> [SHORT TASK] Repeat each line word for word.

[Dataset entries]
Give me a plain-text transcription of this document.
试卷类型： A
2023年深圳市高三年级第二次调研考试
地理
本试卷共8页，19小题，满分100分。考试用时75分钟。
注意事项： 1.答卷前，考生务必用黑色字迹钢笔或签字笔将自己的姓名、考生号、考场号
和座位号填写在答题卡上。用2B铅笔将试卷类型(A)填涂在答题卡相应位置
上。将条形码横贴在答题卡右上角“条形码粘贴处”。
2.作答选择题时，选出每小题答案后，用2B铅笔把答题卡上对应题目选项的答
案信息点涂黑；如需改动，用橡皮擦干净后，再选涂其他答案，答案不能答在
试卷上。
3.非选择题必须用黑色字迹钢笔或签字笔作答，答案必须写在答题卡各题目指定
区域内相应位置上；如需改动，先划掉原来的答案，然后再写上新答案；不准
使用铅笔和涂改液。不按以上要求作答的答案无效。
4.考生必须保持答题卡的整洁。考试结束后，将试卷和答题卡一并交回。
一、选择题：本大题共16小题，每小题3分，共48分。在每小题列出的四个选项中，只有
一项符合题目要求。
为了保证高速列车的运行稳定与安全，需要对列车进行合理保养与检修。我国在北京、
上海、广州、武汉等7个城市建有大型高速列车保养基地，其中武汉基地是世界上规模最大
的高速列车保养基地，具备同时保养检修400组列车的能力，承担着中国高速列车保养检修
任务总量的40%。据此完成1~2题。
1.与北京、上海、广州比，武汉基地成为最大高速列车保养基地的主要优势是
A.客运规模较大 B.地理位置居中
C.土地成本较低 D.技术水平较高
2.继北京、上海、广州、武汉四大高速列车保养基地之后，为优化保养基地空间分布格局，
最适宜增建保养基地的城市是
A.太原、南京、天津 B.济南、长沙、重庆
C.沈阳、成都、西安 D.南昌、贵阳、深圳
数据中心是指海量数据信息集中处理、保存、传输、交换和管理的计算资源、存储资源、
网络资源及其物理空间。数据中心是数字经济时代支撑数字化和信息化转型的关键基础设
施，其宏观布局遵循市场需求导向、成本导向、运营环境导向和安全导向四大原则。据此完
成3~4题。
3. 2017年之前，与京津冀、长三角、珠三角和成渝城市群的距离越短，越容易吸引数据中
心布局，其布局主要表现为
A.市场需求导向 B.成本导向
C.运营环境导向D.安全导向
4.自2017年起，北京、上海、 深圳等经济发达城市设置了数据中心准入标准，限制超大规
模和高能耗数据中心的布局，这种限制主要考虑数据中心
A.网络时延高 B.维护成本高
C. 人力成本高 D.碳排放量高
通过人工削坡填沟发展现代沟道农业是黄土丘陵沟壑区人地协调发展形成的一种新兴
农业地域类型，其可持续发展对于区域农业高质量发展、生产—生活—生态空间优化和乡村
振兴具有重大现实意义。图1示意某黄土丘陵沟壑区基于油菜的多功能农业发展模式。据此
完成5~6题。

> [RESULT BELOW]
Give me a plain-text transcription of this document.
试卷类型： A
2023年深圳市高三年级第二次调研考试
地理
本试卷共8页，19小题，满分100分。考试用时75分钟。
注意事项： 1.答卷前，考生务必用黑色字迹钢笔或签字笔将自己的姓名、考生号、考场号
和座位号填写在答题卡上。用2B铅笔将试卷类型(A)填涂在答题卡相应位置
上。将条形码横贴在答题卡右上角“条形码粘贴处”。
2.作答选择题时，选出每小题答案后，用2B铅笔把答题卡上对应题目选项的答
案信息点涂黑；如需改动，用橡皮擦干净后，再选涂其他答案，答案不能答在
试卷上。
3.非选择题必须用黑色字迹钢笔或签字笔作答，答案必须写在答题卡各题目指定
区域内相应位置上；如需改动，先划掉原来的答案，然后再写上新答案；不准
使用铅笔和涂改液。不按以上要求作答的答案无效。
4.考生必须保持答题卡的整洁。考试结束后，将试卷和答题卡一并交回。
一、选择题：本大题共16小题，每小题3分，共48分。在每小题列出的四个选项中，只有
一项符合题目要求。
为了保证高速列车的运行稳定与安全，需要对列车进行合理保养与检修。我国在北京、
上海、广州、武汉等7个城市建有大型高速列车保养基地，其中武汉基地是世界上规模最大
的高速列车保养基地，具备同时保养检修400组列车的能力，承担着中国高速列车保养检修
任务总量的40%。据此完成1~2题。
1.与北京、上海、广州比，武汉基地成为最大高速列车保养基地的主要优势是
A.客运规模较大 B.地理位置居中
C.土地成本较低 D.技术水平较高
2.继北京、上海、广州、武汉四大高速列车保养基地之后，为优化保养基地空间分布格局，
最适宜增建保养基地的城市是
A.太原、南京、天津 B.济南、长沙、重庆
C.沈阳、成都、西安 D.南昌、贵阳、深圳
数据中心是指海量数据信息集中处理、保存、传输、交换和管理的计算资源、存储资源、
网络资源及其物理空间。数据中心是数字经济时代支撑数字化和信息化转型的关键基础设
施，其宏观布局遵循市场需求导向、成本导向、运营环境导向和安全导向四大原则。据此完
成3~4题。
3. 2017年之前，与京津冀、长三角、珠三角和成渝城市群的距离越短，越容易吸引数据中
心布局，其布局主要表现为
A.市场需求导向 B.成本导向
C.运营环境导向D.安全导向
4.自2017年起，北京、上海、 深圳等经济发达城市设置了数据中心准入标准，限制超大规
模和高能耗数据中心的布局，这种限制主要考虑数据中心
A.网络时延高 B.维护成本高
C. 人力成本高 D.碳排放量高
通过人工削坡填沟发展现代沟道农业是黄土丘陵沟壑区人地协调发展形成的一种新兴
农业地域类型，其可持续发展对于区域农业高质量发展、生产—生活—生态空间优化和乡村
振兴具有重大现实意义。图1示意某黄土丘陵沟壑区基于油菜的多功能农业发展模式。据此
完成5~6题。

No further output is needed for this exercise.